◆ **Written exercise**
Identify all lines in the data containing the string "image". Copy them out.

◆ **Input**
• • • •
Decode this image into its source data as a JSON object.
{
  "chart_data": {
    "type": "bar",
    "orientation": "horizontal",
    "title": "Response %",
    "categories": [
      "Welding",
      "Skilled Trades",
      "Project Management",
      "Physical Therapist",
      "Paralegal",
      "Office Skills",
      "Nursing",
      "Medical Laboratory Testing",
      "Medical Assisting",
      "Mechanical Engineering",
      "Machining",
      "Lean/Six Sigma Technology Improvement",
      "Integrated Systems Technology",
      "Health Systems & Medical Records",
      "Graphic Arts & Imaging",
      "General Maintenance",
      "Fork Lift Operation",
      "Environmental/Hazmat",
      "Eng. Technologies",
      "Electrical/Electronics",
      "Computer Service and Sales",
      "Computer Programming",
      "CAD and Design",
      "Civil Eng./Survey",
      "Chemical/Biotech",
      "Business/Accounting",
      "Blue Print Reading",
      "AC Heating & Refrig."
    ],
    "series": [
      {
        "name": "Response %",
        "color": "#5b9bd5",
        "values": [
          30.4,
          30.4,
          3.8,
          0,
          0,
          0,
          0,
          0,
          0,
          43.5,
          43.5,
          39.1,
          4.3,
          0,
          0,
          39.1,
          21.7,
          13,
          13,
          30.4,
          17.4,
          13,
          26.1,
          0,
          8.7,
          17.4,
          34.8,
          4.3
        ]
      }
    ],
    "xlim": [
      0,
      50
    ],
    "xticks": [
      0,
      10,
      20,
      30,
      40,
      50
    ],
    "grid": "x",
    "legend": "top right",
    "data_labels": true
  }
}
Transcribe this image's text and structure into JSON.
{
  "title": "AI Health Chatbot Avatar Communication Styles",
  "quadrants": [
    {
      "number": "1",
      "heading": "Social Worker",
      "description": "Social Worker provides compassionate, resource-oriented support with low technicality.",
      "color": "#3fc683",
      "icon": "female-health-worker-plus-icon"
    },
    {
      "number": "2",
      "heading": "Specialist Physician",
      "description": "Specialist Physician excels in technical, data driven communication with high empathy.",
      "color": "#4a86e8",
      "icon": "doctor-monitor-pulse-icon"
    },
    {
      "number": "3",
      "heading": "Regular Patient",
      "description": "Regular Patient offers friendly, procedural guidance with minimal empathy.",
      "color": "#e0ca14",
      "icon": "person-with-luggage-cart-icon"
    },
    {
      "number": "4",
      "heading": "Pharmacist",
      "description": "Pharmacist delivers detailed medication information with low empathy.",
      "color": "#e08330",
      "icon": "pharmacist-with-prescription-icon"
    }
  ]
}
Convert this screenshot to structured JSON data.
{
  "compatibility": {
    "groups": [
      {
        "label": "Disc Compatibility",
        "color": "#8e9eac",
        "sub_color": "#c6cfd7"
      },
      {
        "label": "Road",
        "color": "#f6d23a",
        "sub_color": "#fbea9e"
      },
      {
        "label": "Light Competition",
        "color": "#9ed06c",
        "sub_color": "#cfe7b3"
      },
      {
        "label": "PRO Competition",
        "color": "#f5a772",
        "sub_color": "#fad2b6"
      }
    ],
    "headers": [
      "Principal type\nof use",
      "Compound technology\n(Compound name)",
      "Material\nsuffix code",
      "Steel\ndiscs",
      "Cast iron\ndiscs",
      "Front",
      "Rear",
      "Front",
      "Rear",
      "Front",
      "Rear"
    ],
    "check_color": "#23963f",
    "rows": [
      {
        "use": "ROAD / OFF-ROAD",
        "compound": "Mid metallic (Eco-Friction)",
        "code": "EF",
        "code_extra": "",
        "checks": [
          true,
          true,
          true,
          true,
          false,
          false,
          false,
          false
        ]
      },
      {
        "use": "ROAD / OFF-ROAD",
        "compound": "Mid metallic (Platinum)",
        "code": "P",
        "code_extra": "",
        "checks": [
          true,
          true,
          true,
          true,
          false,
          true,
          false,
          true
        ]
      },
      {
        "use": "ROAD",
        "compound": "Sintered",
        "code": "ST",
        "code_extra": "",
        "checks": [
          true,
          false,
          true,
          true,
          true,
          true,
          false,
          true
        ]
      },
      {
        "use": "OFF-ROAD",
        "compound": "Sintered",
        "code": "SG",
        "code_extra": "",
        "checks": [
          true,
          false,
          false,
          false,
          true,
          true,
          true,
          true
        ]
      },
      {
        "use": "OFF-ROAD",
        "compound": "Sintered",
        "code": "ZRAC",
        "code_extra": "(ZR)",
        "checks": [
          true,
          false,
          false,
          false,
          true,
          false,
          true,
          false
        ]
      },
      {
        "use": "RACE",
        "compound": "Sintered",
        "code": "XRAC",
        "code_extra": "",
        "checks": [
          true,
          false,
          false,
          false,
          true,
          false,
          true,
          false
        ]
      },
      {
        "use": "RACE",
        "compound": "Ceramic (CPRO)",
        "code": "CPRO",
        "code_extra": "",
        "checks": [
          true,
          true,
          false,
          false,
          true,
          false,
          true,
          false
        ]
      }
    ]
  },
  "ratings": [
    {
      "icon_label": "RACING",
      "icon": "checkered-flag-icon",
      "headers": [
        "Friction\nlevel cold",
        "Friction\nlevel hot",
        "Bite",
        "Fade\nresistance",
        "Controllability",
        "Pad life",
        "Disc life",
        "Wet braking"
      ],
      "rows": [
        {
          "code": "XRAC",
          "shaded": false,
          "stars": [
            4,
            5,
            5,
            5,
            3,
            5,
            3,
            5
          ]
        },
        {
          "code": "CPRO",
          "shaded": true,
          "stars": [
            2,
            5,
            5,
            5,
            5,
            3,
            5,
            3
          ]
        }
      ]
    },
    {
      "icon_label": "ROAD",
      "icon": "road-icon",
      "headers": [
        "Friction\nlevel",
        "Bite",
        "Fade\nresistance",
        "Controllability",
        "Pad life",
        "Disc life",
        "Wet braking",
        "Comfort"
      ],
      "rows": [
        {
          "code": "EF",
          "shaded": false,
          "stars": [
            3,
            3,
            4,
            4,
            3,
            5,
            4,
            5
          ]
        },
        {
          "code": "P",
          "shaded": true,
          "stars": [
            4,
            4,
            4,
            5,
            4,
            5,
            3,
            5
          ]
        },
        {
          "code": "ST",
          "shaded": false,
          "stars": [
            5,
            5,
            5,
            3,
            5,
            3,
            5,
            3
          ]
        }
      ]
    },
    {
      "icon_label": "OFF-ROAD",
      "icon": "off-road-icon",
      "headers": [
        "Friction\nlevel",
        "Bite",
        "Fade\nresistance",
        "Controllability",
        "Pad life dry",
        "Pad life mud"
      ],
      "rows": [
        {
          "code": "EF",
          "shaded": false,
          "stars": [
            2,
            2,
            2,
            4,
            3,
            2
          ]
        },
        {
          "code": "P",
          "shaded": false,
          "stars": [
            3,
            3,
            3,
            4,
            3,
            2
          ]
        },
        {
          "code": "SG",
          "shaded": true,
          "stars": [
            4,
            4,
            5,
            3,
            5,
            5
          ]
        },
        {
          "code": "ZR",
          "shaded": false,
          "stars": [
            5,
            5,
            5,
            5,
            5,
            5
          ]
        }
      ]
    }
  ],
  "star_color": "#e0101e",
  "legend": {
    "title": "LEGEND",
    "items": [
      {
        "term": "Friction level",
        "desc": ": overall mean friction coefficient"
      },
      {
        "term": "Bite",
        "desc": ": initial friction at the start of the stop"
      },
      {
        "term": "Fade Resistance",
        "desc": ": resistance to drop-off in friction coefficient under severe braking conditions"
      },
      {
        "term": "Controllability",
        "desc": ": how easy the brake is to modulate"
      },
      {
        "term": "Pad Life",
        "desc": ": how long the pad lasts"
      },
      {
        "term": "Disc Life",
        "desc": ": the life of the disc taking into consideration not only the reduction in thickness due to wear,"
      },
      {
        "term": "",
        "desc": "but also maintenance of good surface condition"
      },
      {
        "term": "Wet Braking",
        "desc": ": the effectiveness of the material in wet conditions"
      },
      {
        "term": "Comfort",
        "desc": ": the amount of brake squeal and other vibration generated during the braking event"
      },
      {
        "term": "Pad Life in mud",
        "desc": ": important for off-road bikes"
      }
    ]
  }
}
• • • •
◆ **Correct response**
Decode this image into its source data as a JSON object.
Transcribe this image's text and structure into JSON.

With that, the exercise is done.